Short task:
Check each line of the material. Copy those containing "CHANTEMAR".

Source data
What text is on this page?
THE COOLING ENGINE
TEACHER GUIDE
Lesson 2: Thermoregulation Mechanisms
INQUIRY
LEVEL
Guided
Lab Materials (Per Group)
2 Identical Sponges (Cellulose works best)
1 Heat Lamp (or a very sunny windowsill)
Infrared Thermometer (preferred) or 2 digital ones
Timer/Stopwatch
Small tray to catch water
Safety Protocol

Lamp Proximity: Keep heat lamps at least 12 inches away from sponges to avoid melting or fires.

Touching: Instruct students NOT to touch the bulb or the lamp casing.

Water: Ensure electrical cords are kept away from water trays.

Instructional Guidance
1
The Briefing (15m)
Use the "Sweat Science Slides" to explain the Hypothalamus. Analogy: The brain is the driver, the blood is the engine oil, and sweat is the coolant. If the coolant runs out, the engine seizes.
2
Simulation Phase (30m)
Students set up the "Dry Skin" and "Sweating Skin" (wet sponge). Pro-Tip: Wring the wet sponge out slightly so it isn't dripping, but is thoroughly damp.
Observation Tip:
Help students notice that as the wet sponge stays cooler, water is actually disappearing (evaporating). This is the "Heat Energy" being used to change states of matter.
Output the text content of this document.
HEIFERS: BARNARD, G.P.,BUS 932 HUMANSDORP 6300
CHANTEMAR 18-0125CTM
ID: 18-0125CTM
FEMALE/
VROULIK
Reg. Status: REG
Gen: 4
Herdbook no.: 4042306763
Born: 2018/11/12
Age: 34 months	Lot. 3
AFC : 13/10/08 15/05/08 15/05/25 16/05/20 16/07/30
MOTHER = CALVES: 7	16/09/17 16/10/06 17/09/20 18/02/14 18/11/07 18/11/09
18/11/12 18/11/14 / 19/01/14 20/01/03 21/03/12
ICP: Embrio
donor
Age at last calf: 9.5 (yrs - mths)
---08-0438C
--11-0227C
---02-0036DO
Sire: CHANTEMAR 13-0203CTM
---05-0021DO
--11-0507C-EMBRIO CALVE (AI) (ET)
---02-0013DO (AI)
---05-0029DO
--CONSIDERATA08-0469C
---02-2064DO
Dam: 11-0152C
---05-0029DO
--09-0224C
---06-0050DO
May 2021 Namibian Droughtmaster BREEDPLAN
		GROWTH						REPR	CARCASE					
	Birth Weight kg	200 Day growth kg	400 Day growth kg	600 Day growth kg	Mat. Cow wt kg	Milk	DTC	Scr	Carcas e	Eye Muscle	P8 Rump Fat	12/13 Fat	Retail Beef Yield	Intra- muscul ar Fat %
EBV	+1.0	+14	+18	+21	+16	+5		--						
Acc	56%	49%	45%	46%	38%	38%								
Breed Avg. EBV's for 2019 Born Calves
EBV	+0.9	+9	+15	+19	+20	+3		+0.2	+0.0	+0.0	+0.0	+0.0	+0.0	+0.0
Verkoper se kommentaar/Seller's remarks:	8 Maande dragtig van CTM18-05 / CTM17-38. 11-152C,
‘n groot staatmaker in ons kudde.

Response below:
CHANTEMAR 18-0125CTM
Sire: CHANTEMAR 13-0203CTM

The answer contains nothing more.